● REQUIRED TASK:
Check every line below for the string "cumilative", and copy the lines that contain it.

RECORDS TO PROCESS start

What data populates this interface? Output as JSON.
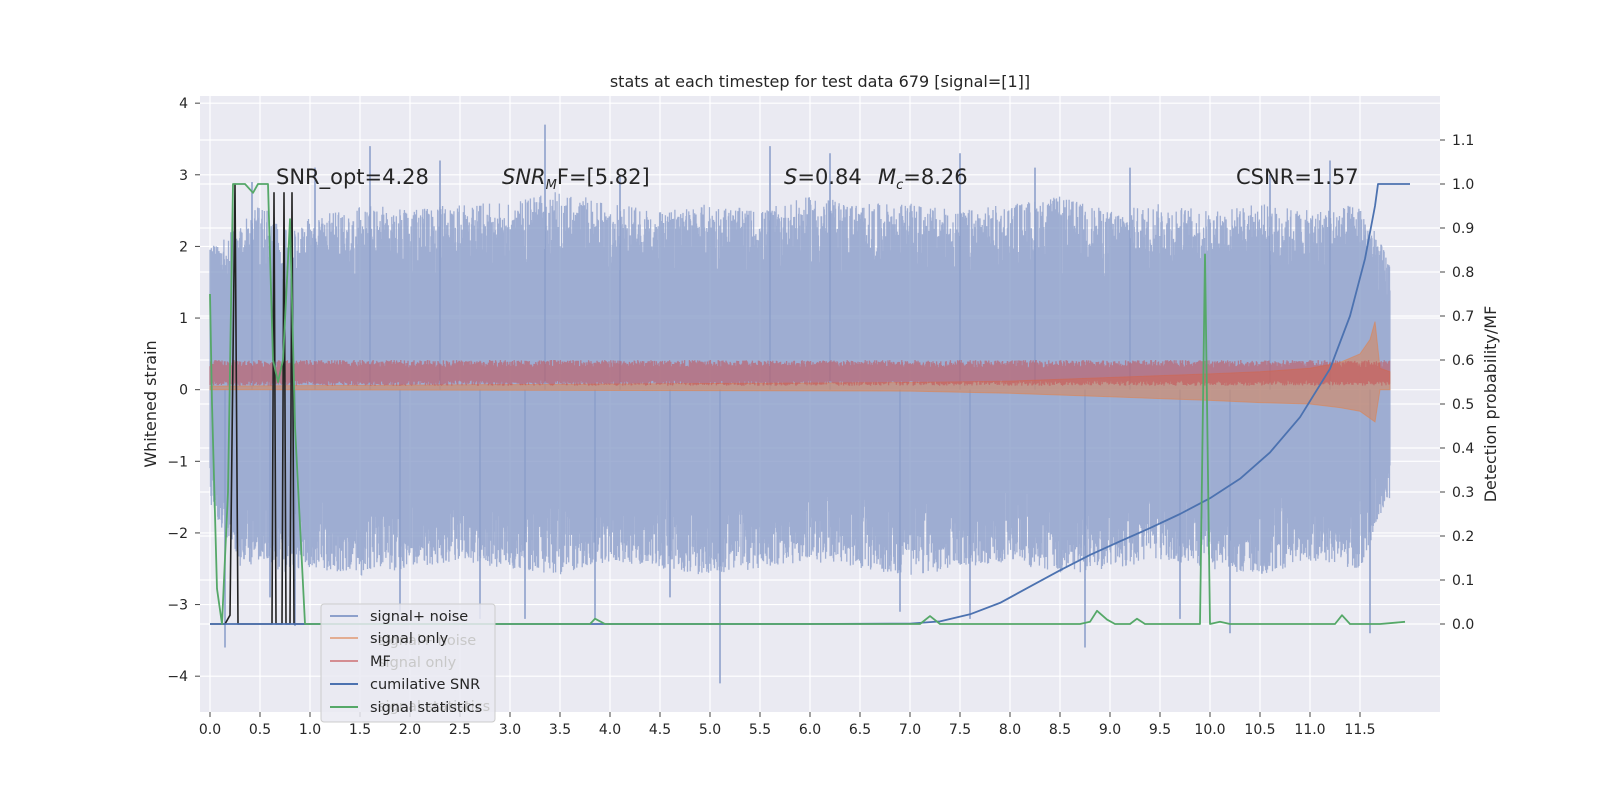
{
  "chart_data": {
    "type": "line",
    "title": "stats at each timestep for test data 679 [signal=[1]]",
    "ylabel": "Whitened strain",
    "y2label": "Detection probability/MF",
    "xlim": [
      -0.1,
      12.3
    ],
    "ylim": [
      -4.5,
      4.1
    ],
    "y2lim": [
      -0.2,
      1.2
    ],
    "grid": true,
    "x_ticks": [
      "0.0",
      "0.5",
      "1.0",
      "1.5",
      "2.0",
      "2.5",
      "3.0",
      "3.5",
      "4.0",
      "4.5",
      "5.0",
      "5.5",
      "6.0",
      "6.5",
      "7.0",
      "7.5",
      "8.0",
      "8.5",
      "9.0",
      "9.5",
      "10.0",
      "10.5",
      "11.0",
      "11.5"
    ],
    "y_ticks": [
      "4",
      "3",
      "2",
      "1",
      "0",
      "−1",
      "−2",
      "−3",
      "−4"
    ],
    "y2_ticks": [
      "1.1",
      "1.0",
      "0.9",
      "0.8",
      "0.7",
      "0.6",
      "0.5",
      "0.4",
      "0.3",
      "0.2",
      "0.1",
      "0.0"
    ],
    "annotations": {
      "snr_opt": "SNR_opt=4.28",
      "snr_mf_base": "SNR",
      "snr_mf_sub": "M",
      "snr_mf_rest": "F=[5.82]",
      "s_base": "S",
      "s_rest": "=0.84",
      "mc_base": "M",
      "mc_sub": "c",
      "mc_rest": "=8.26",
      "csnr": "CSNR=1.57"
    },
    "legend": {
      "placement": "lower-left",
      "entries": [
        "signal+ noise",
        "signal only",
        "MF",
        "cumilative SNR",
        "signal statistics"
      ],
      "ghost_entries": [
        "signal+ noise",
        "signal only",
        "signal statistics"
      ]
    },
    "colors": {
      "signal_noise": "#8da0cb",
      "signal_only": "#dd8452",
      "mf": "#c44e52",
      "cumulative_snr": "#4c72b0",
      "signal_statistics": "#55a868",
      "black": "#222222",
      "plot_bg": "#eaeaf2"
    },
    "series": [
      {
        "name": "signal+ noise",
        "axis": "left",
        "style": "noise band",
        "envelope_upper": [
          [
            0,
            2.0
          ],
          [
            0.3,
            2.3
          ],
          [
            0.5,
            2.6
          ],
          [
            0.8,
            2.2
          ],
          [
            1.0,
            2.4
          ],
          [
            1.5,
            2.6
          ],
          [
            2.0,
            2.5
          ],
          [
            2.5,
            2.6
          ],
          [
            3.0,
            2.6
          ],
          [
            3.5,
            2.8
          ],
          [
            4.0,
            2.6
          ],
          [
            4.5,
            2.5
          ],
          [
            5.0,
            2.6
          ],
          [
            5.5,
            2.5
          ],
          [
            6.0,
            2.7
          ],
          [
            6.5,
            2.6
          ],
          [
            7.0,
            2.6
          ],
          [
            7.5,
            2.5
          ],
          [
            8.0,
            2.6
          ],
          [
            8.5,
            2.7
          ],
          [
            9.0,
            2.5
          ],
          [
            9.5,
            2.6
          ],
          [
            10.0,
            2.5
          ],
          [
            10.5,
            2.6
          ],
          [
            11.0,
            2.5
          ],
          [
            11.5,
            2.6
          ],
          [
            11.8,
            1.8
          ]
        ],
        "envelope_lower": [
          [
            0,
            -1.6
          ],
          [
            0.3,
            -2.5
          ],
          [
            0.5,
            -2.4
          ],
          [
            0.8,
            -2.6
          ],
          [
            1.0,
            -2.5
          ],
          [
            1.5,
            -2.6
          ],
          [
            2.0,
            -2.5
          ],
          [
            2.5,
            -2.4
          ],
          [
            3.0,
            -2.5
          ],
          [
            3.5,
            -2.6
          ],
          [
            4.0,
            -2.4
          ],
          [
            4.5,
            -2.5
          ],
          [
            5.0,
            -2.6
          ],
          [
            5.5,
            -2.5
          ],
          [
            6.0,
            -2.4
          ],
          [
            6.5,
            -2.5
          ],
          [
            7.0,
            -2.6
          ],
          [
            7.5,
            -2.5
          ],
          [
            8.0,
            -2.4
          ],
          [
            8.5,
            -2.6
          ],
          [
            9.0,
            -2.5
          ],
          [
            9.5,
            -2.4
          ],
          [
            10.0,
            -2.5
          ],
          [
            10.5,
            -2.6
          ],
          [
            11.0,
            -2.4
          ],
          [
            11.5,
            -2.5
          ],
          [
            11.8,
            -1.5
          ]
        ],
        "spikes": [
          [
            0.15,
            -3.6
          ],
          [
            0.42,
            2.9
          ],
          [
            0.6,
            -2.9
          ],
          [
            0.85,
            -3.3
          ],
          [
            1.05,
            3.1
          ],
          [
            1.6,
            3.4
          ],
          [
            1.9,
            -3.1
          ],
          [
            2.3,
            3.2
          ],
          [
            2.7,
            -3.2
          ],
          [
            3.15,
            -3.2
          ],
          [
            3.35,
            3.7
          ],
          [
            3.85,
            -3.2
          ],
          [
            4.1,
            3.0
          ],
          [
            4.6,
            -2.9
          ],
          [
            5.1,
            -4.1
          ],
          [
            5.6,
            3.4
          ],
          [
            6.2,
            3.3
          ],
          [
            6.9,
            -3.1
          ],
          [
            7.5,
            3.3
          ],
          [
            7.6,
            -3.2
          ],
          [
            8.25,
            3.1
          ],
          [
            8.75,
            -3.6
          ],
          [
            9.2,
            3.1
          ],
          [
            9.7,
            -3.2
          ],
          [
            10.2,
            -3.4
          ],
          [
            10.6,
            3.0
          ],
          [
            11.2,
            3.2
          ],
          [
            11.6,
            -3.4
          ]
        ]
      },
      {
        "name": "signal only",
        "axis": "left",
        "style": "chirp band",
        "upper": [
          [
            0,
            0.05
          ],
          [
            7.0,
            0.1
          ],
          [
            8.0,
            0.12
          ],
          [
            9.0,
            0.17
          ],
          [
            10.0,
            0.22
          ],
          [
            10.5,
            0.25
          ],
          [
            11.0,
            0.3
          ],
          [
            11.3,
            0.38
          ],
          [
            11.5,
            0.5
          ],
          [
            11.6,
            0.7
          ],
          [
            11.65,
            0.95
          ],
          [
            11.7,
            0.3
          ],
          [
            11.8,
            0.25
          ]
        ],
        "lower": [
          [
            0,
            0.0
          ],
          [
            7.0,
            -0.02
          ],
          [
            8.0,
            -0.05
          ],
          [
            9.0,
            -0.1
          ],
          [
            10.0,
            -0.15
          ],
          [
            10.5,
            -0.18
          ],
          [
            11.0,
            -0.2
          ],
          [
            11.3,
            -0.25
          ],
          [
            11.5,
            -0.3
          ],
          [
            11.6,
            -0.4
          ],
          [
            11.65,
            -0.45
          ],
          [
            11.7,
            0.0
          ],
          [
            11.8,
            0.0
          ]
        ]
      },
      {
        "name": "MF",
        "axis": "left",
        "style": "band",
        "center": 0.22,
        "amplitude": 0.15,
        "x_range": [
          0,
          11.8
        ]
      },
      {
        "name": "cumilative SNR",
        "axis": "right",
        "points": [
          [
            0,
            0.0
          ],
          [
            6.0,
            0.0
          ],
          [
            7.0,
            0.001
          ],
          [
            7.3,
            0.006
          ],
          [
            7.6,
            0.022
          ],
          [
            7.9,
            0.048
          ],
          [
            8.2,
            0.085
          ],
          [
            8.5,
            0.122
          ],
          [
            8.8,
            0.157
          ],
          [
            9.1,
            0.188
          ],
          [
            9.4,
            0.218
          ],
          [
            9.7,
            0.25
          ],
          [
            10.0,
            0.286
          ],
          [
            10.3,
            0.33
          ],
          [
            10.6,
            0.39
          ],
          [
            10.9,
            0.47
          ],
          [
            11.2,
            0.58
          ],
          [
            11.4,
            0.7
          ],
          [
            11.55,
            0.83
          ],
          [
            11.65,
            0.95
          ],
          [
            11.68,
            1.0
          ],
          [
            12.0,
            1.0
          ]
        ]
      },
      {
        "name": "signal statistics",
        "axis": "right",
        "points": [
          [
            0,
            0.75
          ],
          [
            0.02,
            0.5
          ],
          [
            0.07,
            0.08
          ],
          [
            0.12,
            0.0
          ],
          [
            0.18,
            0.3
          ],
          [
            0.23,
            1.0
          ],
          [
            0.35,
            1.0
          ],
          [
            0.43,
            0.98
          ],
          [
            0.48,
            1.0
          ],
          [
            0.58,
            1.0
          ],
          [
            0.63,
            0.6
          ],
          [
            0.68,
            0.55
          ],
          [
            0.73,
            0.6
          ],
          [
            0.8,
            0.92
          ],
          [
            0.85,
            0.45
          ],
          [
            0.95,
            0.0
          ],
          [
            3.8,
            0.0
          ],
          [
            3.85,
            0.012
          ],
          [
            3.95,
            0.0
          ],
          [
            7.1,
            0.0
          ],
          [
            7.2,
            0.018
          ],
          [
            7.3,
            0.0
          ],
          [
            8.7,
            0.0
          ],
          [
            8.8,
            0.005
          ],
          [
            8.87,
            0.03
          ],
          [
            8.97,
            0.01
          ],
          [
            9.05,
            0.0
          ],
          [
            9.2,
            0.0
          ],
          [
            9.27,
            0.012
          ],
          [
            9.35,
            0.0
          ],
          [
            9.9,
            0.0
          ],
          [
            9.95,
            0.84
          ],
          [
            10.0,
            0.0
          ],
          [
            10.1,
            0.005
          ],
          [
            10.2,
            0.0
          ],
          [
            11.25,
            0.0
          ],
          [
            11.32,
            0.02
          ],
          [
            11.4,
            0.0
          ],
          [
            11.7,
            0.0
          ],
          [
            11.95,
            0.005
          ]
        ]
      },
      {
        "name": "",
        "axis": "right",
        "points": [
          [
            0,
            0.0
          ],
          [
            0.15,
            0.0
          ],
          [
            0.2,
            0.02
          ],
          [
            0.25,
            1.0
          ],
          [
            0.28,
            0.0
          ],
          [
            0.62,
            0.0
          ],
          [
            0.64,
            0.98
          ],
          [
            0.66,
            0.0
          ],
          [
            0.72,
            0.0
          ],
          [
            0.74,
            0.98
          ],
          [
            0.76,
            0.0
          ],
          [
            0.8,
            0.0
          ],
          [
            0.82,
            0.98
          ],
          [
            0.84,
            0.0
          ],
          [
            0.9,
            0.0
          ],
          [
            1.0,
            0.0
          ]
        ]
      }
    ]
  }
}
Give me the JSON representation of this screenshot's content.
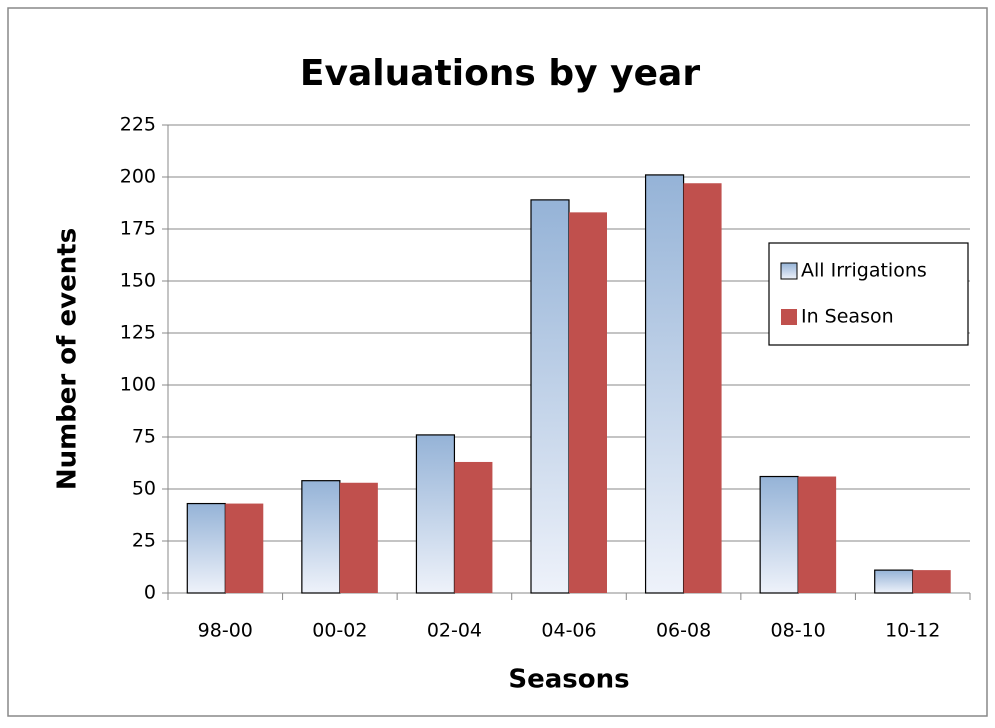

RECORDS TO PROCESS end

● ANSWER TO THIS PROBLEM:
        "cumilative SNR",
        "name": "cumilative SNR",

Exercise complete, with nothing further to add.